## START
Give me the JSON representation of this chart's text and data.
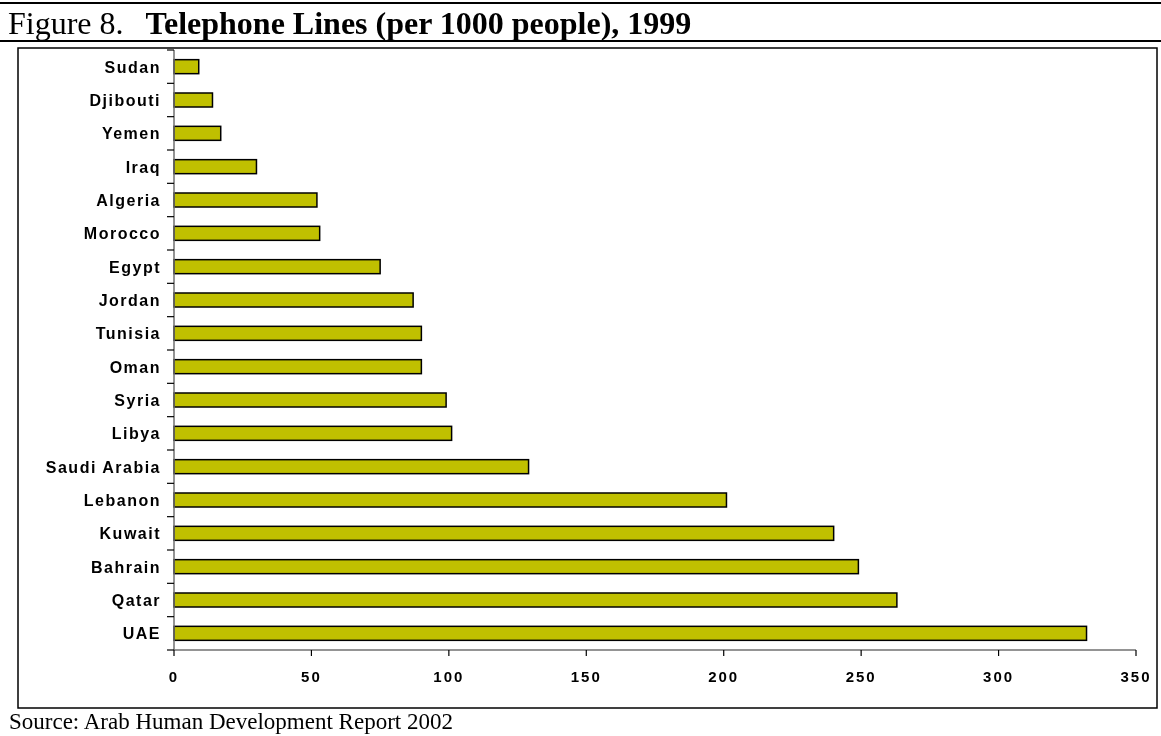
{
  "chart_data": {
    "type": "bar",
    "orientation": "horizontal",
    "title": "Figure 8. Telephone Lines (per 1000 people), 1999",
    "categories": [
      "Sudan",
      "Djibouti",
      "Yemen",
      "Iraq",
      "Algeria",
      "Morocco",
      "Egypt",
      "Jordan",
      "Tunisia",
      "Oman",
      "Syria",
      "Libya",
      "Saudi Arabia",
      "Lebanon",
      "Kuwait",
      "Bahrain",
      "Qatar",
      "UAE"
    ],
    "values": [
      9,
      14,
      17,
      30,
      52,
      53,
      75,
      87,
      90,
      90,
      99,
      101,
      129,
      201,
      240,
      249,
      263,
      332
    ],
    "color": "#c0c000",
    "xlim": [
      0,
      350
    ],
    "xticks": [
      0,
      50,
      100,
      150,
      200,
      250,
      300,
      350
    ],
    "annotations": [
      "Source: Arab Human Development Report 2002"
    ]
  }
}
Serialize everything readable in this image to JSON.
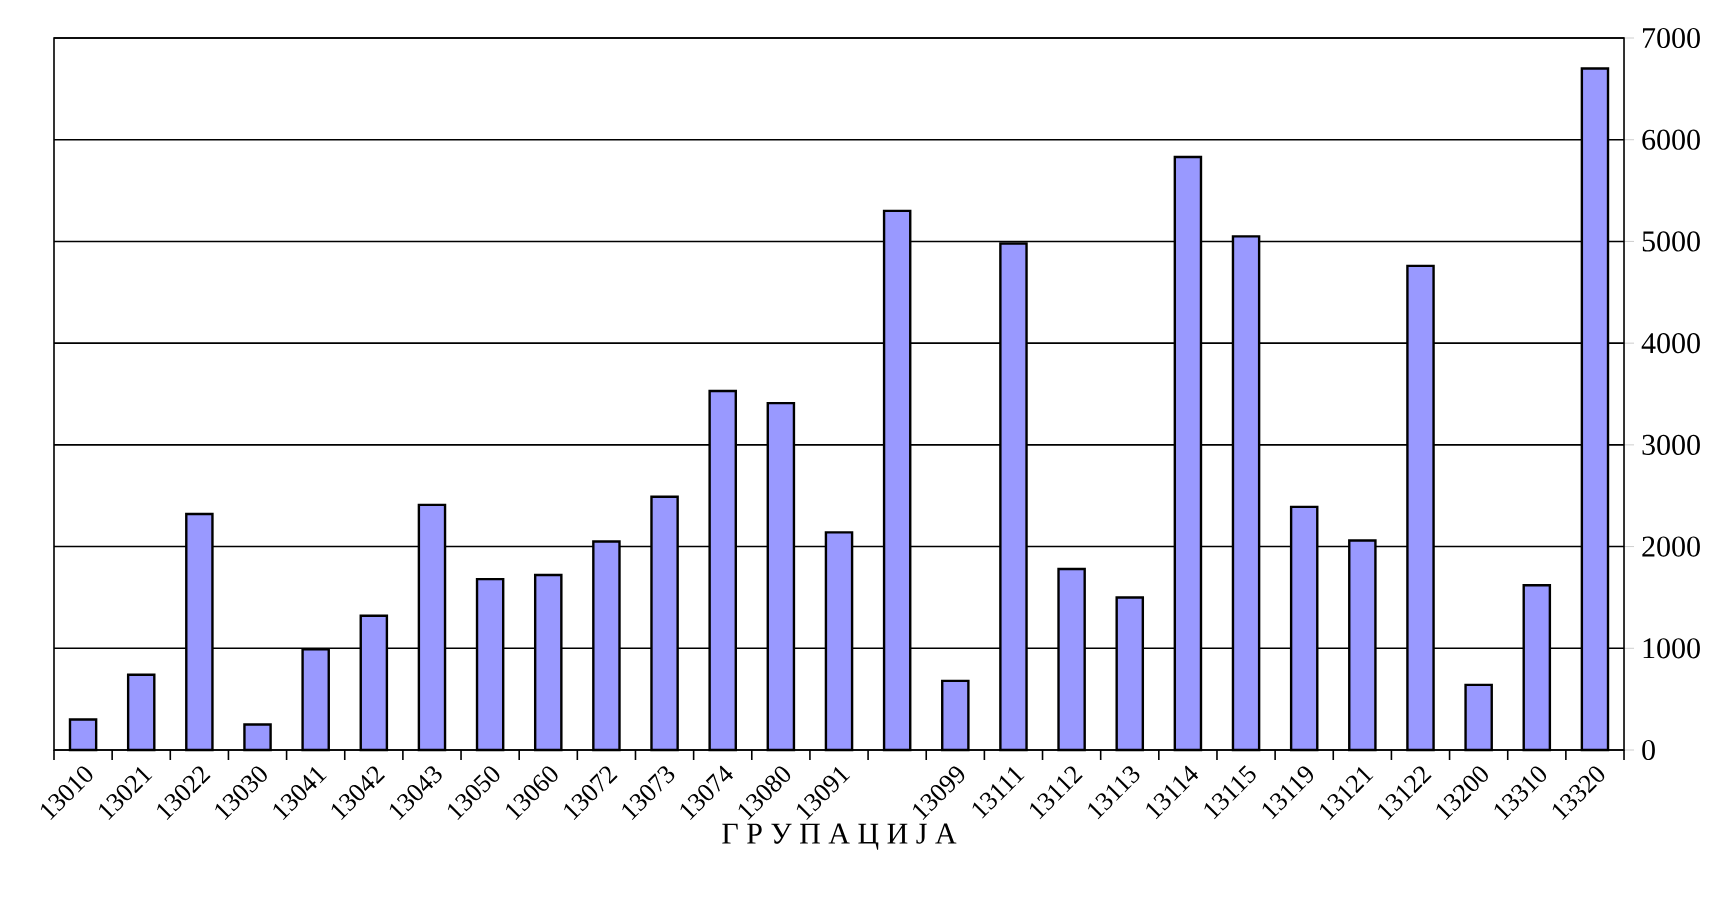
{
  "chart_data": {
    "type": "bar",
    "xlabel": "Г Р У П А Ц И Ј А",
    "categories": [
      "13010",
      "13021",
      "13022",
      "13030",
      "13041",
      "13042",
      "13043",
      "13050",
      "13060",
      "13072",
      "13073",
      "13074",
      "13080",
      "13091",
      null,
      "13099",
      "13111",
      "13112",
      "13113",
      "13114",
      "13115",
      "13119",
      "13121",
      "13122",
      "13200",
      "13310",
      "13320"
    ],
    "values": [
      300,
      740,
      2320,
      250,
      990,
      1320,
      2410,
      1680,
      1720,
      2050,
      2490,
      3530,
      3410,
      2140,
      5300,
      680,
      4980,
      1780,
      1500,
      5830,
      5050,
      2390,
      2060,
      4760,
      640,
      1620,
      6700
    ],
    "color": "#9999ff",
    "ylim": [
      0,
      7000
    ],
    "yticks": [
      0,
      1000,
      2000,
      3000,
      4000,
      5000,
      6000,
      7000
    ],
    "grid": "y"
  }
}
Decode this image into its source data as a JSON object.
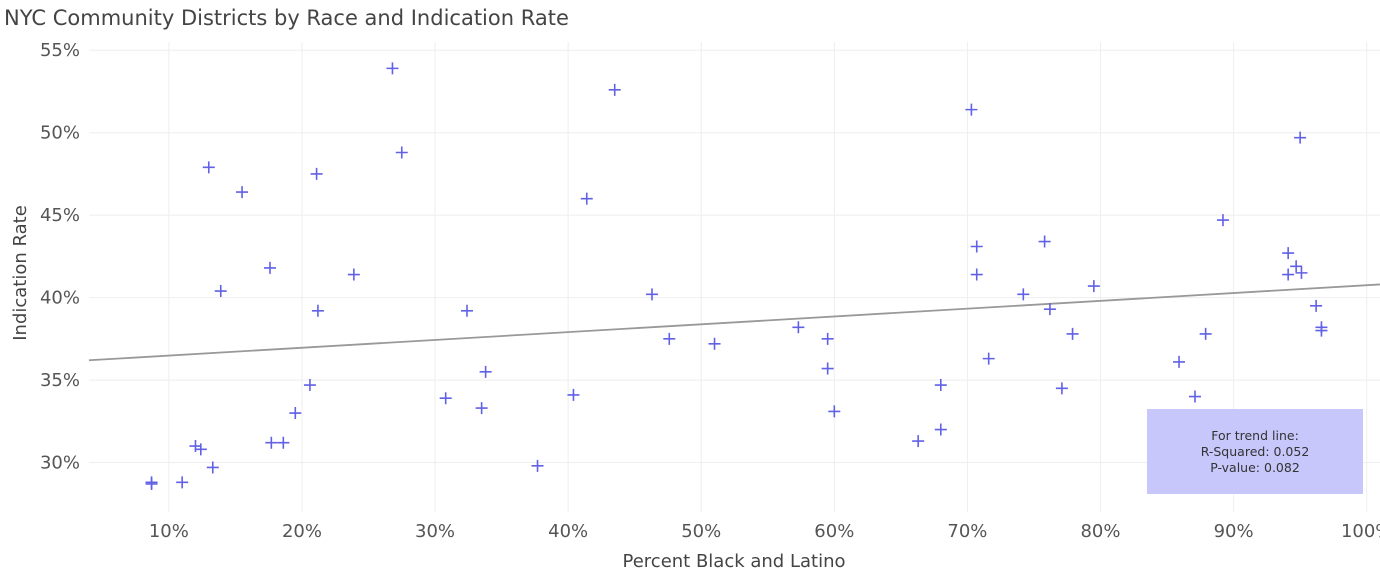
{
  "chart_data": {
    "type": "scatter",
    "title": "NYC Community Districts by Race and Indication Rate",
    "xlabel": "Percent Black and Latino",
    "ylabel": "Indication Rate",
    "xlim": [
      0.04,
      1.01
    ],
    "ylim": [
      0.27,
      0.555
    ],
    "x_ticks": [
      0.1,
      0.2,
      0.3,
      0.4,
      0.5,
      0.6,
      0.7,
      0.8,
      0.9,
      1.0
    ],
    "x_tick_labels": [
      "10%",
      "20%",
      "30%",
      "40%",
      "50%",
      "60%",
      "70%",
      "80%",
      "90%",
      "100%"
    ],
    "y_ticks": [
      0.3,
      0.35,
      0.4,
      0.45,
      0.5,
      0.55
    ],
    "y_tick_labels": [
      "30%",
      "35%",
      "40%",
      "45%",
      "50%",
      "55%"
    ],
    "grid": true,
    "marker": "cross",
    "marker_color": "#6161e6",
    "trend_line": {
      "x": [
        0.04,
        1.01
      ],
      "y": [
        0.362,
        0.408
      ],
      "color": "#999999"
    },
    "annotation": {
      "lines": [
        "For trend line:",
        "R-Squared: 0.052",
        "P-value: 0.082"
      ],
      "background": "#c7c7fb"
    },
    "points": [
      {
        "x": 0.087,
        "y": 0.288
      },
      {
        "x": 0.087,
        "y": 0.287
      },
      {
        "x": 0.11,
        "y": 0.288
      },
      {
        "x": 0.12,
        "y": 0.31
      },
      {
        "x": 0.124,
        "y": 0.308
      },
      {
        "x": 0.13,
        "y": 0.479
      },
      {
        "x": 0.133,
        "y": 0.297
      },
      {
        "x": 0.139,
        "y": 0.404
      },
      {
        "x": 0.155,
        "y": 0.464
      },
      {
        "x": 0.176,
        "y": 0.418
      },
      {
        "x": 0.177,
        "y": 0.312
      },
      {
        "x": 0.186,
        "y": 0.312
      },
      {
        "x": 0.195,
        "y": 0.33
      },
      {
        "x": 0.206,
        "y": 0.347
      },
      {
        "x": 0.211,
        "y": 0.475
      },
      {
        "x": 0.212,
        "y": 0.392
      },
      {
        "x": 0.239,
        "y": 0.414
      },
      {
        "x": 0.268,
        "y": 0.539
      },
      {
        "x": 0.275,
        "y": 0.488
      },
      {
        "x": 0.308,
        "y": 0.339
      },
      {
        "x": 0.324,
        "y": 0.392
      },
      {
        "x": 0.335,
        "y": 0.333
      },
      {
        "x": 0.338,
        "y": 0.355
      },
      {
        "x": 0.377,
        "y": 0.298
      },
      {
        "x": 0.404,
        "y": 0.341
      },
      {
        "x": 0.414,
        "y": 0.46
      },
      {
        "x": 0.435,
        "y": 0.526
      },
      {
        "x": 0.463,
        "y": 0.402
      },
      {
        "x": 0.476,
        "y": 0.375
      },
      {
        "x": 0.51,
        "y": 0.372
      },
      {
        "x": 0.573,
        "y": 0.382
      },
      {
        "x": 0.595,
        "y": 0.375
      },
      {
        "x": 0.595,
        "y": 0.357
      },
      {
        "x": 0.6,
        "y": 0.331
      },
      {
        "x": 0.663,
        "y": 0.313
      },
      {
        "x": 0.68,
        "y": 0.347
      },
      {
        "x": 0.68,
        "y": 0.32
      },
      {
        "x": 0.703,
        "y": 0.514
      },
      {
        "x": 0.707,
        "y": 0.431
      },
      {
        "x": 0.707,
        "y": 0.414
      },
      {
        "x": 0.716,
        "y": 0.363
      },
      {
        "x": 0.742,
        "y": 0.402
      },
      {
        "x": 0.758,
        "y": 0.434
      },
      {
        "x": 0.762,
        "y": 0.393
      },
      {
        "x": 0.771,
        "y": 0.345
      },
      {
        "x": 0.779,
        "y": 0.378
      },
      {
        "x": 0.795,
        "y": 0.407
      },
      {
        "x": 0.859,
        "y": 0.361
      },
      {
        "x": 0.871,
        "y": 0.34
      },
      {
        "x": 0.879,
        "y": 0.378
      },
      {
        "x": 0.892,
        "y": 0.447
      },
      {
        "x": 0.941,
        "y": 0.427
      },
      {
        "x": 0.941,
        "y": 0.414
      },
      {
        "x": 0.947,
        "y": 0.419
      },
      {
        "x": 0.95,
        "y": 0.497
      },
      {
        "x": 0.951,
        "y": 0.415
      },
      {
        "x": 0.962,
        "y": 0.395
      },
      {
        "x": 0.966,
        "y": 0.382
      },
      {
        "x": 0.966,
        "y": 0.38
      }
    ]
  }
}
## END
> _GOAL_: The entries above are to be returned exactly, without their pictures.

> _TASK OUTPUT_:
Give me the JSON representation of this chart's text and data.
{
  "chart_data": {
    "type": "bar",
    "orientation": "horizontal",
    "title": "Figure 8. Telephone Lines (per 1000 people), 1999",
    "categories": [
      "Sudan",
      "Djibouti",
      "Yemen",
      "Iraq",
      "Algeria",
      "Morocco",
      "Egypt",
      "Jordan",
      "Tunisia",
      "Oman",
      "Syria",
      "Libya",
      "Saudi Arabia",
      "Lebanon",
      "Kuwait",
      "Bahrain",
      "Qatar",
      "UAE"
    ],
    "values": [
      9,
      14,
      17,
      30,
      52,
      53,
      75,
      87,
      90,
      90,
      99,
      101,
      129,
      201,
      240,
      249,
      263,
      332
    ],
    "color": "#c0c000",
    "xlim": [
      0,
      350
    ],
    "xticks": [
      0,
      50,
      100,
      150,
      200,
      250,
      300,
      350
    ],
    "annotations": [
      "Source: Arab Human Development Report 2002"
    ]
  }
}
Serialize everything readable in this image to JSON.
{
  "chart_data": {
    "type": "bar",
    "xlabel": "Г Р У П А Ц И Ј А",
    "categories": [
      "13010",
      "13021",
      "13022",
      "13030",
      "13041",
      "13042",
      "13043",
      "13050",
      "13060",
      "13072",
      "13073",
      "13074",
      "13080",
      "13091",
      null,
      "13099",
      "13111",
      "13112",
      "13113",
      "13114",
      "13115",
      "13119",
      "13121",
      "13122",
      "13200",
      "13310",
      "13320"
    ],
    "values": [
      300,
      740,
      2320,
      250,
      990,
      1320,
      2410,
      1680,
      1720,
      2050,
      2490,
      3530,
      3410,
      2140,
      5300,
      680,
      4980,
      1780,
      1500,
      5830,
      5050,
      2390,
      2060,
      4760,
      640,
      1620,
      6700
    ],
    "color": "#9999ff",
    "ylim": [
      0,
      7000
    ],
    "yticks": [
      0,
      1000,
      2000,
      3000,
      4000,
      5000,
      6000,
      7000
    ],
    "grid": "y"
  }
}
Decode this image into its source data as a JSON object.
{
  "chart_data": {
    "type": "scatter",
    "title": "NYC Community Districts by Race and Indication Rate",
    "xlabel": "Percent Black and Latino",
    "ylabel": "Indication Rate",
    "xlim": [
      0.04,
      1.01
    ],
    "ylim": [
      0.27,
      0.555
    ],
    "x_ticks": [
      0.1,
      0.2,
      0.3,
      0.4,
      0.5,
      0.6,
      0.7,
      0.8,
      0.9,
      1.0
    ],
    "x_tick_labels": [
      "10%",
      "20%",
      "30%",
      "40%",
      "50%",
      "60%",
      "70%",
      "80%",
      "90%",
      "100%"
    ],
    "y_ticks": [
      0.3,
      0.35,
      0.4,
      0.45,
      0.5,
      0.55
    ],
    "y_tick_labels": [
      "30%",
      "35%",
      "40%",
      "45%",
      "50%",
      "55%"
    ],
    "grid": true,
    "marker": "cross",
    "marker_color": "#6161e6",
    "trend_line": {
      "x": [
        0.04,
        1.01
      ],
      "y": [
        0.362,
        0.408
      ],
      "color": "#999999"
    },
    "annotation": {
      "lines": [
        "For trend line:",
        "R-Squared: 0.052",
        "P-value: 0.082"
      ],
      "background": "#c7c7fb"
    },
    "points": [
      {
        "x": 0.087,
        "y": 0.288
      },
      {
        "x": 0.087,
        "y": 0.287
      },
      {
        "x": 0.11,
        "y": 0.288
      },
      {
        "x": 0.12,
        "y": 0.31
      },
      {
        "x": 0.124,
        "y": 0.308
      },
      {
        "x": 0.13,
        "y": 0.479
      },
      {
        "x": 0.133,
        "y": 0.297
      },
      {
        "x": 0.139,
        "y": 0.404
      },
      {
        "x": 0.155,
        "y": 0.464
      },
      {
        "x": 0.176,
        "y": 0.418
      },
      {
        "x": 0.177,
        "y": 0.312
      },
      {
        "x": 0.186,
        "y": 0.312
      },
      {
        "x": 0.195,
        "y": 0.33
      },
      {
        "x": 0.206,
        "y": 0.347
      },
      {
        "x": 0.211,
        "y": 0.475
      },
      {
        "x": 0.212,
        "y": 0.392
      },
      {
        "x": 0.239,
        "y": 0.414
      },
      {
        "x": 0.268,
        "y": 0.539
      },
      {
        "x": 0.275,
        "y": 0.488
      },
      {
        "x": 0.308,
        "y": 0.339
      },
      {
        "x": 0.324,
        "y": 0.392
      },
      {
        "x": 0.335,
        "y": 0.333
      },
      {
        "x": 0.338,
        "y": 0.355
      },
      {
        "x": 0.377,
        "y": 0.298
      },
      {
        "x": 0.404,
        "y": 0.341
      },
      {
        "x": 0.414,
        "y": 0.46
      },
      {
        "x": 0.435,
        "y": 0.526
      },
      {
        "x": 0.463,
        "y": 0.402
      },
      {
        "x": 0.476,
        "y": 0.375
      },
      {
        "x": 0.51,
        "y": 0.372
      },
      {
        "x": 0.573,
        "y": 0.382
      },
      {
        "x": 0.595,
        "y": 0.375
      },
      {
        "x": 0.595,
        "y": 0.357
      },
      {
        "x": 0.6,
        "y": 0.331
      },
      {
        "x": 0.663,
        "y": 0.313
      },
      {
        "x": 0.68,
        "y": 0.347
      },
      {
        "x": 0.68,
        "y": 0.32
      },
      {
        "x": 0.703,
        "y": 0.514
      },
      {
        "x": 0.707,
        "y": 0.431
      },
      {
        "x": 0.707,
        "y": 0.414
      },
      {
        "x": 0.716,
        "y": 0.363
      },
      {
        "x": 0.742,
        "y": 0.402
      },
      {
        "x": 0.758,
        "y": 0.434
      },
      {
        "x": 0.762,
        "y": 0.393
      },
      {
        "x": 0.771,
        "y": 0.345
      },
      {
        "x": 0.779,
        "y": 0.378
      },
      {
        "x": 0.795,
        "y": 0.407
      },
      {
        "x": 0.859,
        "y": 0.361
      },
      {
        "x": 0.871,
        "y": 0.34
      },
      {
        "x": 0.879,
        "y": 0.378
      },
      {
        "x": 0.892,
        "y": 0.447
      },
      {
        "x": 0.941,
        "y": 0.427
      },
      {
        "x": 0.941,
        "y": 0.414
      },
      {
        "x": 0.947,
        "y": 0.419
      },
      {
        "x": 0.95,
        "y": 0.497
      },
      {
        "x": 0.951,
        "y": 0.415
      },
      {
        "x": 0.962,
        "y": 0.395
      },
      {
        "x": 0.966,
        "y": 0.382
      },
      {
        "x": 0.966,
        "y": 0.38
      }
    ]
  }
}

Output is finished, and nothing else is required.